### WHAT IS BEING ASKED:
Replace "detached houses" with "detached homes" throughout the records below, keeping everything else unchanged and omitting the pictures.

Begin

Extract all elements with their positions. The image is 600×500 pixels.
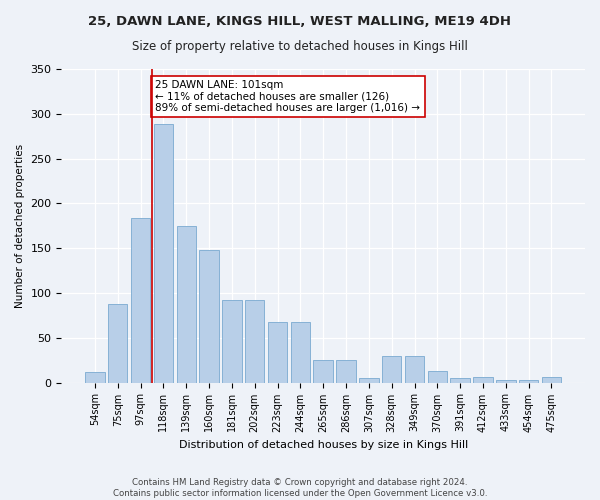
Bar	[382, 356, 401, 382]
Text: Size of property relative to detached houses in Kings Hill: Size of property relative to detached ho…	[132, 40, 468, 53]
Text: Contains HM Land Registry data © Crown copyright and database right 2024.
Contai: Contains HM Land Registry data © Crown c…	[113, 478, 487, 498]
Bar	[519, 380, 538, 382]
Bar	[428, 371, 447, 382]
Bar	[222, 300, 242, 382]
Bar	[176, 226, 196, 382]
Text: 25, DAWN LANE, KINGS HILL, WEST MALLING, ME19 4DH: 25, DAWN LANE, KINGS HILL, WEST MALLING,…	[89, 15, 511, 28]
Bar	[268, 322, 287, 382]
Bar	[290, 322, 310, 382]
Bar	[313, 360, 333, 382]
Bar	[473, 377, 493, 382]
X-axis label: Distribution of detached houses by size in Kings Hill: Distribution of detached houses by size …	[179, 440, 468, 450]
Bar	[108, 304, 127, 382]
Text: 25 DAWN LANE: 101sqm
← 11% of detached houses are smaller (126)
89% of semi-deta: 25 DAWN LANE: 101sqm ← 11% of detached h…	[155, 80, 421, 113]
Bar	[359, 378, 379, 382]
Bar	[451, 378, 470, 382]
Bar	[154, 124, 173, 382]
Bar	[131, 218, 150, 382]
Bar	[405, 356, 424, 382]
Bar	[245, 300, 265, 382]
Bar	[85, 372, 104, 382]
Bar	[199, 250, 219, 382]
Bar	[337, 360, 356, 382]
Y-axis label: Number of detached properties: Number of detached properties	[15, 144, 25, 308]
Bar	[496, 380, 515, 382]
Bar	[542, 377, 561, 382]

End

### COMPLETE RESPONSE:
Extract all elements with their positions. The image is 600×500 pixels.
Bar	[382, 356, 401, 382]
Text: Size of property relative to detached homes in Kings Hill: Size of property relative to detached ho…	[132, 40, 468, 53]
Text: Contains HM Land Registry data © Crown copyright and database right 2024.
Contai: Contains HM Land Registry data © Crown c…	[113, 478, 487, 498]
Bar	[519, 380, 538, 382]
Bar	[428, 371, 447, 382]
Bar	[222, 300, 242, 382]
Bar	[176, 226, 196, 382]
Text: 25, DAWN LANE, KINGS HILL, WEST MALLING, ME19 4DH: 25, DAWN LANE, KINGS HILL, WEST MALLING,…	[89, 15, 511, 28]
Bar	[268, 322, 287, 382]
Bar	[290, 322, 310, 382]
Bar	[313, 360, 333, 382]
Bar	[473, 377, 493, 382]
X-axis label: Distribution of detached homes by size in Kings Hill: Distribution of detached homes by size …	[179, 440, 468, 450]
Bar	[108, 304, 127, 382]
Text: 25 DAWN LANE: 101sqm
← 11% of detached homes are smaller (126)
89% of semi-deta: 25 DAWN LANE: 101sqm ← 11% of detached h…	[155, 80, 421, 113]
Bar	[359, 378, 379, 382]
Bar	[451, 378, 470, 382]
Bar	[154, 124, 173, 382]
Bar	[131, 218, 150, 382]
Bar	[405, 356, 424, 382]
Bar	[245, 300, 265, 382]
Bar	[85, 372, 104, 382]
Bar	[199, 250, 219, 382]
Bar	[337, 360, 356, 382]
Y-axis label: Number of detached properties: Number of detached properties	[15, 144, 25, 308]
Bar	[496, 380, 515, 382]
Bar	[542, 377, 561, 382]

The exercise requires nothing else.